Items from a figure collection:
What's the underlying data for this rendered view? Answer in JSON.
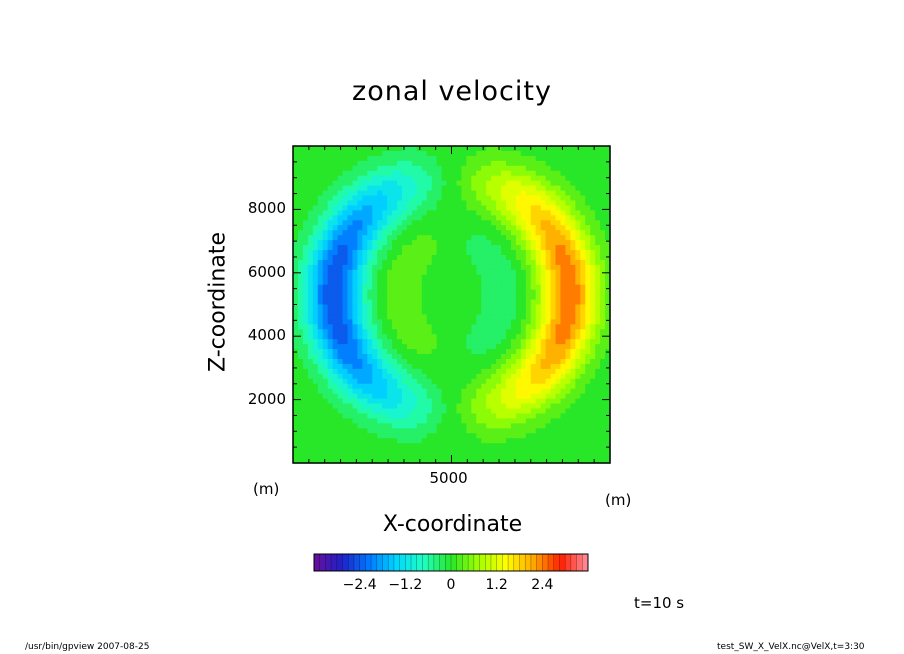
{
  "chart_data": {
    "type": "heatmap",
    "title": "zonal velocity",
    "xlabel": "X-coordinate",
    "ylabel": "Z-coordinate",
    "xunit": "(m)",
    "xunit_right": "(m)",
    "xlim": [
      0,
      10000
    ],
    "ylim": [
      0,
      10000
    ],
    "xticks": [
      {
        "value": 5000,
        "label": "5000"
      }
    ],
    "yticks": [
      {
        "value": 2000,
        "label": "2000"
      },
      {
        "value": 4000,
        "label": "4000"
      },
      {
        "value": 6000,
        "label": "6000"
      },
      {
        "value": 8000,
        "label": "8000"
      }
    ],
    "field_features": [
      {
        "x": 1500,
        "z": 5800,
        "value": -2.3
      },
      {
        "x": 8500,
        "z": 5800,
        "value": 2.3
      },
      {
        "x": 3500,
        "z": 5000,
        "value": 0.3
      },
      {
        "x": 6500,
        "z": 5000,
        "value": -0.3
      }
    ],
    "colorbar": {
      "min": -3.6,
      "max": 3.6,
      "ticks": [
        {
          "value": -2.4,
          "label": "−2.4"
        },
        {
          "value": -1.2,
          "label": "−1.2"
        },
        {
          "value": 0,
          "label": "0"
        },
        {
          "value": 1.2,
          "label": "1.2"
        },
        {
          "value": 2.4,
          "label": "2.4"
        }
      ],
      "colors": [
        "#6a0f9a",
        "#2020c8",
        "#0078ff",
        "#00d7ff",
        "#20ffc0",
        "#28e628",
        "#a0ff00",
        "#ffff00",
        "#ffaa00",
        "#ff2000",
        "#ff90a0"
      ]
    },
    "grid": false,
    "legend": "bottom"
  },
  "annotations": {
    "time": "t=10 s",
    "footer_left": "/usr/bin/gpview   2007-08-25",
    "footer_right": "test_SW_X_VelX.nc@VelX,t=3:30"
  }
}
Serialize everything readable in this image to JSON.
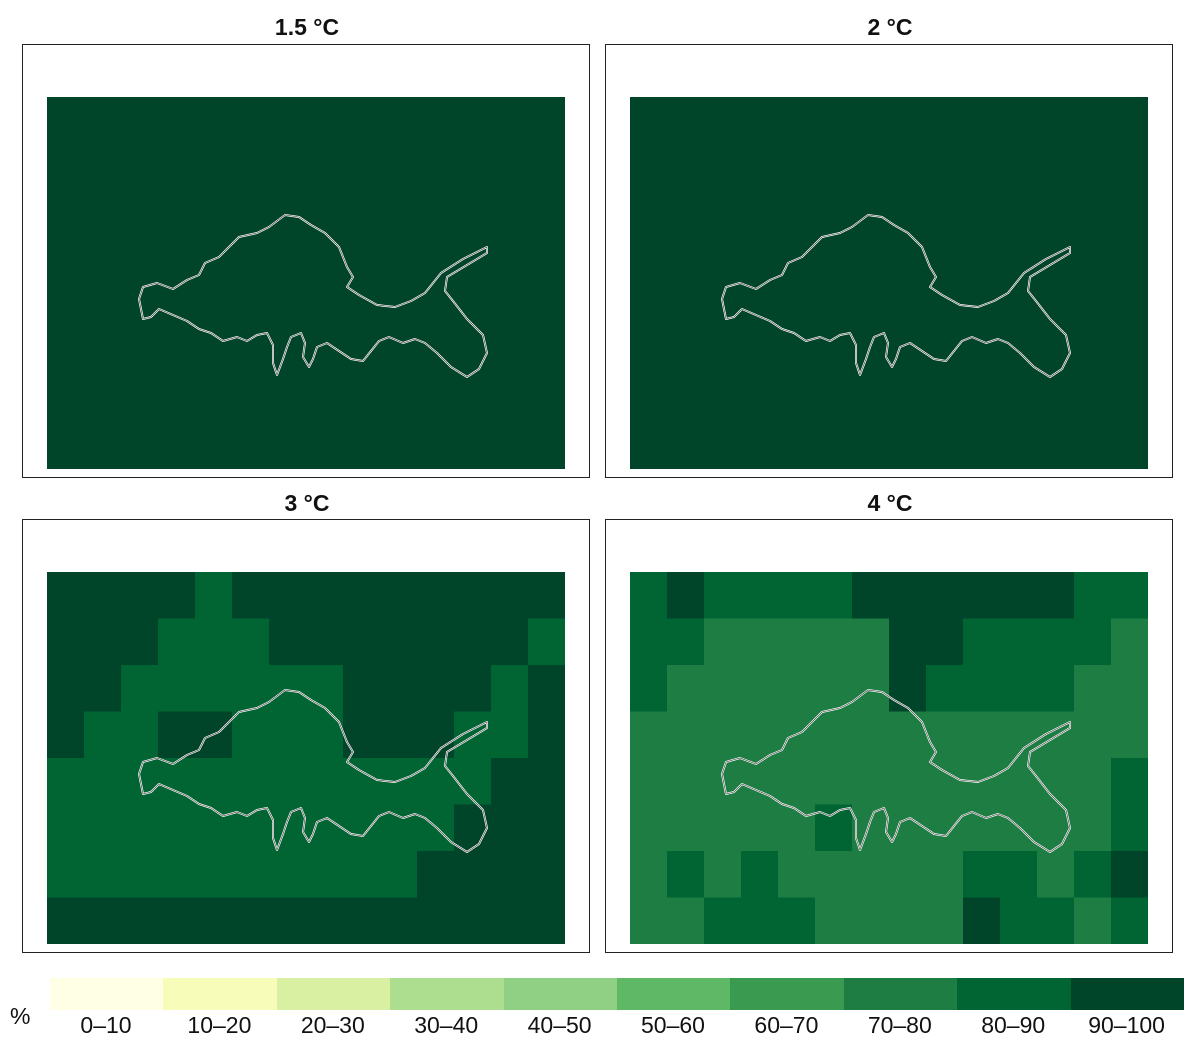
{
  "panels": [
    {
      "title": "1.5 °C",
      "grid": "11111111111111/11111111111111/11111111111111/11111111111111/11111111111111/11111111111111/11111111111111/11111111111111"
    },
    {
      "title": "2 °C",
      "grid": "11111111111111/11111111111111/11111111111111/11111111111111/11111111111111/11111111111111/11111111111111/11111111111111"
    },
    {
      "title": "3 °C",
      "grid": "11112111111111/11122211111112/11222222111121/12211222111221/22222222222211/22222222222111/22222222221111/11111111111111"
    },
    {
      "title": "4 °C",
      "grid": "21222211111122/22333331122223/23333331222233/33333333333333/33333333333332/33333233333332/32323333322321/33222333312232"
    }
  ],
  "value_classes": {
    "1": "90–100",
    "2": "80–90",
    "3": "70–80"
  },
  "legend": {
    "unit": "%",
    "bins": [
      {
        "label": "0–10",
        "color": "#ffffe5"
      },
      {
        "label": "10–20",
        "color": "#f7fcb9"
      },
      {
        "label": "20–30",
        "color": "#d9f0a3"
      },
      {
        "label": "30–40",
        "color": "#addd8e"
      },
      {
        "label": "40–50",
        "color": "#8fd084"
      },
      {
        "label": "50–60",
        "color": "#5fb866"
      },
      {
        "label": "60–70",
        "color": "#3a9a4f"
      },
      {
        "label": "70–80",
        "color": "#1d7d43"
      },
      {
        "label": "80–90",
        "color": "#006433"
      },
      {
        "label": "90–100",
        "color": "#00442a"
      }
    ]
  },
  "class_colors": {
    "1": "#00442a",
    "2": "#006433",
    "3": "#1d7d43"
  }
}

▸ **Requirements**: Without the pictures, repeat all the records word for word.

▸ **Result**:
What's the underlying data for this rendered view? Answer in JSON.
{
  "chart_data": {
    "type": "heatmap",
    "title": "zonal velocity",
    "xlabel": "X-coordinate",
    "ylabel": "Z-coordinate",
    "xunit": "(m)",
    "xunit_right": "(m)",
    "xlim": [
      0,
      10000
    ],
    "ylim": [
      0,
      10000
    ],
    "xticks": [
      {
        "value": 5000,
        "label": "5000"
      }
    ],
    "yticks": [
      {
        "value": 2000,
        "label": "2000"
      },
      {
        "value": 4000,
        "label": "4000"
      },
      {
        "value": 6000,
        "label": "6000"
      },
      {
        "value": 8000,
        "label": "8000"
      }
    ],
    "field_features": [
      {
        "x": 1500,
        "z": 5800,
        "value": -2.3
      },
      {
        "x": 8500,
        "z": 5800,
        "value": 2.3
      },
      {
        "x": 3500,
        "z": 5000,
        "value": 0.3
      },
      {
        "x": 6500,
        "z": 5000,
        "value": -0.3
      }
    ],
    "colorbar": {
      "min": -3.6,
      "max": 3.6,
      "ticks": [
        {
          "value": -2.4,
          "label": "−2.4"
        },
        {
          "value": -1.2,
          "label": "−1.2"
        },
        {
          "value": 0,
          "label": "0"
        },
        {
          "value": 1.2,
          "label": "1.2"
        },
        {
          "value": 2.4,
          "label": "2.4"
        }
      ],
      "colors": [
        "#6a0f9a",
        "#2020c8",
        "#0078ff",
        "#00d7ff",
        "#20ffc0",
        "#28e628",
        "#a0ff00",
        "#ffff00",
        "#ffaa00",
        "#ff2000",
        "#ff90a0"
      ]
    },
    "grid": false,
    "legend": "bottom"
  },
  "annotations": {
    "time": "t=10 s",
    "footer_left": "/usr/bin/gpview   2007-08-25",
    "footer_right": "test_SW_X_VelX.nc@VelX,t=3:30"
  }
}
Serialize everything readable in this image to JSON.
{
  "panels": [
    {
      "title": "1.5 °C",
      "grid": "11111111111111/11111111111111/11111111111111/11111111111111/11111111111111/11111111111111/11111111111111/11111111111111"
    },
    {
      "title": "2 °C",
      "grid": "11111111111111/11111111111111/11111111111111/11111111111111/11111111111111/11111111111111/11111111111111/11111111111111"
    },
    {
      "title": "3 °C",
      "grid": "11112111111111/11122211111112/11222222111121/12211222111221/22222222222211/22222222222111/22222222221111/11111111111111"
    },
    {
      "title": "4 °C",
      "grid": "21222211111122/22333331122223/23333331222233/33333333333333/33333333333332/33333233333332/32323333322321/33222333312232"
    }
  ],
  "value_classes": {
    "1": "90–100",
    "2": "80–90",
    "3": "70–80"
  },
  "legend": {
    "unit": "%",
    "bins": [
      {
        "label": "0–10",
        "color": "#ffffe5"
      },
      {
        "label": "10–20",
        "color": "#f7fcb9"
      },
      {
        "label": "20–30",
        "color": "#d9f0a3"
      },
      {
        "label": "30–40",
        "color": "#addd8e"
      },
      {
        "label": "40–50",
        "color": "#8fd084"
      },
      {
        "label": "50–60",
        "color": "#5fb866"
      },
      {
        "label": "60–70",
        "color": "#3a9a4f"
      },
      {
        "label": "70–80",
        "color": "#1d7d43"
      },
      {
        "label": "80–90",
        "color": "#006433"
      },
      {
        "label": "90–100",
        "color": "#00442a"
      }
    ]
  },
  "class_colors": {
    "1": "#00442a",
    "2": "#006433",
    "3": "#1d7d43"
  }
}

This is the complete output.